DIRECTIONS FOR THIS TASK: Collect each line of the entries that holds the string "rest".
-- Start LISTED ENTRIES --
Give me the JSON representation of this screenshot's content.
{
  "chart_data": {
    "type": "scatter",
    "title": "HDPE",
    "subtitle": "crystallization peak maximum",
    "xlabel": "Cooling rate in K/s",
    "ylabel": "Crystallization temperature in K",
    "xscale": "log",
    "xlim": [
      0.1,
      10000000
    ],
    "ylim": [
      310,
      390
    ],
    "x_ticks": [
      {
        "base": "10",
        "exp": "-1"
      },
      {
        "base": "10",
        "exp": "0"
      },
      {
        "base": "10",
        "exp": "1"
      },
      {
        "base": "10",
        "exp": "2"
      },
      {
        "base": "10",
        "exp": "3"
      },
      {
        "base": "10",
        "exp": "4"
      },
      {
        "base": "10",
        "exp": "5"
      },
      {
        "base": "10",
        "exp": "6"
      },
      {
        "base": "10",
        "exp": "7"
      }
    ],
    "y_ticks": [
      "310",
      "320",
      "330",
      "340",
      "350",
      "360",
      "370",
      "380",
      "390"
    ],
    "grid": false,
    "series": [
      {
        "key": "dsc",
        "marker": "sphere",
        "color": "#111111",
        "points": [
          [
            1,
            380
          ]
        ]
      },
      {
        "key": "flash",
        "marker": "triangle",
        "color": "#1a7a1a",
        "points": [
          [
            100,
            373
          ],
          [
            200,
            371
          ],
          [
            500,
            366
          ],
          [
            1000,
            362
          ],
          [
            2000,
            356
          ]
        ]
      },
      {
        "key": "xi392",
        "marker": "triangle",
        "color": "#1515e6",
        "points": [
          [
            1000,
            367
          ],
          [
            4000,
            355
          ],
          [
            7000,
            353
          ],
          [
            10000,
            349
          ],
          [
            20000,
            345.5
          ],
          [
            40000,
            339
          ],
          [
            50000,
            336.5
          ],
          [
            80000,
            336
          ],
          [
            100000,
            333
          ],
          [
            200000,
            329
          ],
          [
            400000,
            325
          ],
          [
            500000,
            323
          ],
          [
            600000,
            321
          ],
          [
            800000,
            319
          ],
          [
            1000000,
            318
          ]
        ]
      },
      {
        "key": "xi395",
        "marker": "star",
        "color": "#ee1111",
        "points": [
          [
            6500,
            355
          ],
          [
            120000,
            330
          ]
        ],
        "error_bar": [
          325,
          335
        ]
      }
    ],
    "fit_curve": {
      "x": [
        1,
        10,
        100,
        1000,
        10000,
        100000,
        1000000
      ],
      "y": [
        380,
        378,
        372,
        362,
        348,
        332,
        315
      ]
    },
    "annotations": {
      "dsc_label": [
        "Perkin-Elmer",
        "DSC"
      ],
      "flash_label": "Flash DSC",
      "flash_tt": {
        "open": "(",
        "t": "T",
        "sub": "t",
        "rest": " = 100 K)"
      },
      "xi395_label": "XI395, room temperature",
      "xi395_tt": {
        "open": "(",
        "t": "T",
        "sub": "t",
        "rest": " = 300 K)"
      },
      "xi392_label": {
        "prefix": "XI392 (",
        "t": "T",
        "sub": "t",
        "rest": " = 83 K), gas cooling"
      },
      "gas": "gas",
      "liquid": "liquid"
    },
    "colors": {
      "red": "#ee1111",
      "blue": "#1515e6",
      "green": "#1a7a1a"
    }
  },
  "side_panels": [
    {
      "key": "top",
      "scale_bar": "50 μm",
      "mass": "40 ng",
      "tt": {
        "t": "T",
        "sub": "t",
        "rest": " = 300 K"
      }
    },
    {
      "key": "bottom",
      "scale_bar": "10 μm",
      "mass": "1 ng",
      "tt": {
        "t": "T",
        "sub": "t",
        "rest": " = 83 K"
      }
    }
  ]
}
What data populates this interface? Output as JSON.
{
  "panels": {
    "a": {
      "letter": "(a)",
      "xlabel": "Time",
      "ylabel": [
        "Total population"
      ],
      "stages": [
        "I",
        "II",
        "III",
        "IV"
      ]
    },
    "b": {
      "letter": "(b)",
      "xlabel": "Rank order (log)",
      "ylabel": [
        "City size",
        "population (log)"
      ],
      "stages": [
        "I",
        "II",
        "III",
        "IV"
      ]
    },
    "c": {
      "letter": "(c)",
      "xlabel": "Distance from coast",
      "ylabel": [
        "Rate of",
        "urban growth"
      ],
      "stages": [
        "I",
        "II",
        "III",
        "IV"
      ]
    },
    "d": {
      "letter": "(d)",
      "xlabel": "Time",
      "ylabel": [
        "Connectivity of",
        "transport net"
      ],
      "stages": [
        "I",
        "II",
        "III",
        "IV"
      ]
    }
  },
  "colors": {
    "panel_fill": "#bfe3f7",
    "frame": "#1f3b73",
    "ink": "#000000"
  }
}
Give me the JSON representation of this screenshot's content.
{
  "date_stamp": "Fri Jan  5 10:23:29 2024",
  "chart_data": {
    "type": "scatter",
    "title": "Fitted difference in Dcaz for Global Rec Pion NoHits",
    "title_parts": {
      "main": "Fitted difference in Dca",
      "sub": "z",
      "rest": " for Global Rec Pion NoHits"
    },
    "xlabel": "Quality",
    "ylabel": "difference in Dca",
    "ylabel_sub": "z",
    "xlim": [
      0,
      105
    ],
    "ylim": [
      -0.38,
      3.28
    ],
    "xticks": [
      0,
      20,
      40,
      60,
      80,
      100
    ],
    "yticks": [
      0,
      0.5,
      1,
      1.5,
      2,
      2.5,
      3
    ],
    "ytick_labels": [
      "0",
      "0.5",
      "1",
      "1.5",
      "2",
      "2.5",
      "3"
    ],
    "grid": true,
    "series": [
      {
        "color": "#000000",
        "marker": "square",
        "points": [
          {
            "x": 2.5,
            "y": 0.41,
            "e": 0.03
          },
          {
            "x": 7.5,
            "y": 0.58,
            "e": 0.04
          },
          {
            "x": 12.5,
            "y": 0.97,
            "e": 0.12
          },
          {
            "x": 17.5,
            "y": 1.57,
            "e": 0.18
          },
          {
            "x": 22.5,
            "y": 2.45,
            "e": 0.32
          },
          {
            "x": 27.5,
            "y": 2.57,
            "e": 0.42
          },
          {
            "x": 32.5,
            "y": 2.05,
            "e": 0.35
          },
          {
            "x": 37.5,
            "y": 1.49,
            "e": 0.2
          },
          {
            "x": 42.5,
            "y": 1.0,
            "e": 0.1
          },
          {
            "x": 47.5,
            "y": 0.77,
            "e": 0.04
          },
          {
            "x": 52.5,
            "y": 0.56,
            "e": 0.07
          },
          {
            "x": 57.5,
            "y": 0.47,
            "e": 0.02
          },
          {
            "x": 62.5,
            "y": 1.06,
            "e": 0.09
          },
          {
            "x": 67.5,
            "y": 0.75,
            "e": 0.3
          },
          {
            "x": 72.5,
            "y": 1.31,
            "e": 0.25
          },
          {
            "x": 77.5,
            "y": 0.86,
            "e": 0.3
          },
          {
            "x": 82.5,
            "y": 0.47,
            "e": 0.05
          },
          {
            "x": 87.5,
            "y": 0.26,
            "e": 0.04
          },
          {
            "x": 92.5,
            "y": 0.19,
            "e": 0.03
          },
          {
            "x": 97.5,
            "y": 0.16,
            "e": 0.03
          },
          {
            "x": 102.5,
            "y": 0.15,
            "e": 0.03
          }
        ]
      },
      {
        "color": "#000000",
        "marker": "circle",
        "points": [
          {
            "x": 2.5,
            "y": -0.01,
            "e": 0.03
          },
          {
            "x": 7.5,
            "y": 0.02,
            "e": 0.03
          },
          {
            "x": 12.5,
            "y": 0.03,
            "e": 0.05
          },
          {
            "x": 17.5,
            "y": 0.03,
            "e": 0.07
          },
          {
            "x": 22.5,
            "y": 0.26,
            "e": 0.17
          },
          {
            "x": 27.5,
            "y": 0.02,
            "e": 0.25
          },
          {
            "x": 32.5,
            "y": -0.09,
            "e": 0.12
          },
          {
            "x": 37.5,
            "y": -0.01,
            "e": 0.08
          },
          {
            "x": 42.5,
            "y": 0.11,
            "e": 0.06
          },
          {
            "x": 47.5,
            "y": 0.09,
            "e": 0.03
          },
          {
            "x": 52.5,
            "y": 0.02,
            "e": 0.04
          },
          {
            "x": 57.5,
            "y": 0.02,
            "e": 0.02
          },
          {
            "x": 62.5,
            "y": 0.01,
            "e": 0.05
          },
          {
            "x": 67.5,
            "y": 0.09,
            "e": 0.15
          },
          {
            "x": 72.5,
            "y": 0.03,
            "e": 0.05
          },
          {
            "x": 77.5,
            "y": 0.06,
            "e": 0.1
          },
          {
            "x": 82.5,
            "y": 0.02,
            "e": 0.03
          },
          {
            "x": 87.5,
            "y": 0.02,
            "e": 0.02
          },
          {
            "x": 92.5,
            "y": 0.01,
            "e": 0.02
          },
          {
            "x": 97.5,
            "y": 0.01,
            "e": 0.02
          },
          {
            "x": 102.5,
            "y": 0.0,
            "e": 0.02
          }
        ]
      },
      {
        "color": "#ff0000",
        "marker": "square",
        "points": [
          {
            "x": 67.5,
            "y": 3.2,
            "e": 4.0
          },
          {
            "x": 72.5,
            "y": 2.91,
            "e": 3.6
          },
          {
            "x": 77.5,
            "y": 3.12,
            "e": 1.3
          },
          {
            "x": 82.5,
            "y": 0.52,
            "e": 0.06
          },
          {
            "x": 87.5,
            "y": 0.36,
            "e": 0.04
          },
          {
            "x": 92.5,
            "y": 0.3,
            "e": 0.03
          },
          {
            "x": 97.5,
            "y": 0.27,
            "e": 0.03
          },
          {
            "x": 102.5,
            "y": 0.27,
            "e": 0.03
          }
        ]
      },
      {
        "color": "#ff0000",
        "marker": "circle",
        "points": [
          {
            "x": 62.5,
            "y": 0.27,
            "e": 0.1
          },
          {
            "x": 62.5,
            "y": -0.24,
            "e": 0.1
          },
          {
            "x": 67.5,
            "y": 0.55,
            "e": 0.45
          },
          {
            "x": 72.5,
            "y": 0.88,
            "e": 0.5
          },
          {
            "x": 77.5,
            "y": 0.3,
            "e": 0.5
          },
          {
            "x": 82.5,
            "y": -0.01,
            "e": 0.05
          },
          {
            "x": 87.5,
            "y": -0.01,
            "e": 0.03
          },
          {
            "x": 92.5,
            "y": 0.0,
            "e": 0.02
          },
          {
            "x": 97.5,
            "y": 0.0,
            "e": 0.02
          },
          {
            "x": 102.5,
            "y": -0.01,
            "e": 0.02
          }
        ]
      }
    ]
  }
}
-- End LISTED ENTRIES --
CORRECT RESULT:
        "rest": " = 100 K)"
        "rest": " = 300 K)"
        "rest": " = 83 K), gas cooling"
        "rest": " = 300 K"
        "rest": " = 83 K"
      "rest": " for Global Rec Pion NoHits"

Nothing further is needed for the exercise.